### What the exercise asks
Leaving out the pictures, please retype each record exactly.

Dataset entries
*****
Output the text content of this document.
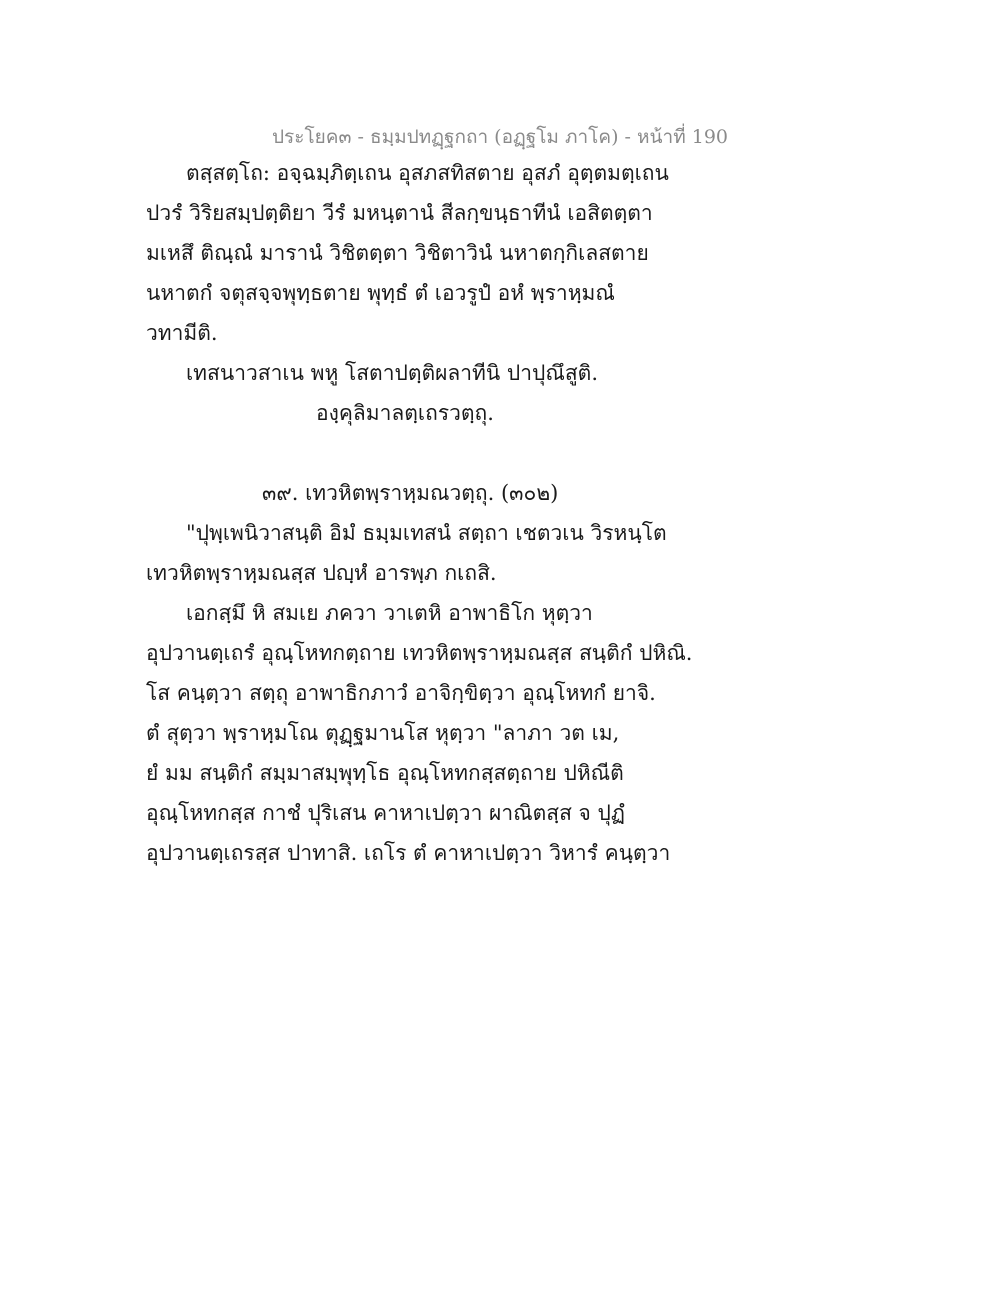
ประโยค๓ - ธมฺมปทฏฺฐกถา (อฏฺฐโม ภาโค) - หน้าที่ 190
ตสฺสตฺโถ: อจฺฉมฺภิตฺเถน อุสภสทิสตาย อุสภํ อุตฺตมตฺเถน
ปวรํ วิริยสมฺปตฺติยา วีรํ มหนฺตานํ สีลกฺขนฺธาทีนํ เอสิตตฺตา
มเหสึ ติณฺณํ มารานํ วิชิตตฺตา วิชิตาวินํ นหาตกฺกิเลสตาย
นหาตกํ จตุสจฺจพุทฺธตาย พุทฺธํ ตํ เอวรูปํ อหํ พฺราหฺมณํ
วทามีติ.
เทสนาวสาเน พหู โสตาปตฺติผลาทีนิ ปาปุณึสูติ.
องฺคุลิมาลตฺเถรวตฺถุ.
๓๙. เทวหิตพฺราหฺมณวตฺถุ. (๓๐๒)
"ปุพฺเพนิวาสนฺติ อิมํ ธมฺมเทสนํ สตฺถา เชตวเน วิรหนฺโต
เทวหิตพฺราหฺมณสฺส ปญฺหํ อารพฺภ กเถสิ.
เอกสฺมึ หิ สมเย ภควา วาเตหิ อาพาธิโก หุตฺวา
อุปวานตฺเถรํ อุณฺโหทกตฺถาย เทวหิตพฺราหฺมณสฺส สนฺติกํ ปหิณิ.
โส คนฺตฺวา สตฺถุ อาพาธิกภาวํ อาจิกฺขิตฺวา อุณฺโหทกํ ยาจิ.
ตํ สุตฺวา พฺราหฺมโณ ตุฏฺฐมานโส หุตฺวา "ลาภา วต เม,
ยํ มม สนฺติกํ สมฺมาสมฺพุทฺโธ อุณฺโหทกสฺสตฺถาย ปหิณีติ
อุณฺโหทกสฺส กาชํ ปุริเสน คาหาเปตฺวา ผาณิตสฺส จ ปุฏํ
อุปวานตฺเถรสฺส ปาทาสิ. เถโร ตํ คาหาเปตฺวา วิหารํ คนฺตฺวา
*****
### Problem solution
Output the text content of this document.
ประโยค๓ - ธมฺมปทฏฺฐกถา (อฏฺฐโม ภาโค) - หน้าที่ 190
ตสฺสตฺโถ: อจฺฉมฺภิตฺเถน อุสภสทิสตาย อุสภํ อุตฺตมตฺเถน
ปวรํ วิริยสมฺปตฺติยา วีรํ มหนฺตานํ สีลกฺขนฺธาทีนํ เอสิตตฺตา
มเหสึ ติณฺณํ มารานํ วิชิตตฺตา วิชิตาวินํ นหาตกฺกิเลสตาย
นหาตกํ จตุสจฺจพุทฺธตาย พุทฺธํ ตํ เอวรูปํ อหํ พฺราหฺมณํ
วทามีติ.
เทสนาวสาเน พหู โสตาปตฺติผลาทีนิ ปาปุณึสูติ.
องฺคุลิมาลตฺเถรวตฺถุ.
๓๙. เทวหิตพฺราหฺมณวตฺถุ. (๓๐๒)
"ปุพฺเพนิวาสนฺติ อิมํ ธมฺมเทสนํ สตฺถา เชตวเน วิรหนฺโต
เทวหิตพฺราหฺมณสฺส ปญฺหํ อารพฺภ กเถสิ.
เอกสฺมึ หิ สมเย ภควา วาเตหิ อาพาธิโก หุตฺวา
อุปวานตฺเถรํ อุณฺโหทกตฺถาย เทวหิตพฺราหฺมณสฺส สนฺติกํ ปหิณิ.
โส คนฺตฺวา สตฺถุ อาพาธิกภาวํ อาจิกฺขิตฺวา อุณฺโหทกํ ยาจิ.
ตํ สุตฺวา พฺราหฺมโณ ตุฏฺฐมานโส หุตฺวา "ลาภา วต เม,
ยํ มม สนฺติกํ สมฺมาสมฺพุทฺโธ อุณฺโหทกสฺสตฺถาย ปหิณีติ
อุณฺโหทกสฺส กาชํ ปุริเสน คาหาเปตฺวา ผาณิตสฺส จ ปุฏํ
อุปวานตฺเถรสฺส ปาทาสิ. เถโร ตํ คาหาเปตฺวา วิหารํ คนฺตฺวา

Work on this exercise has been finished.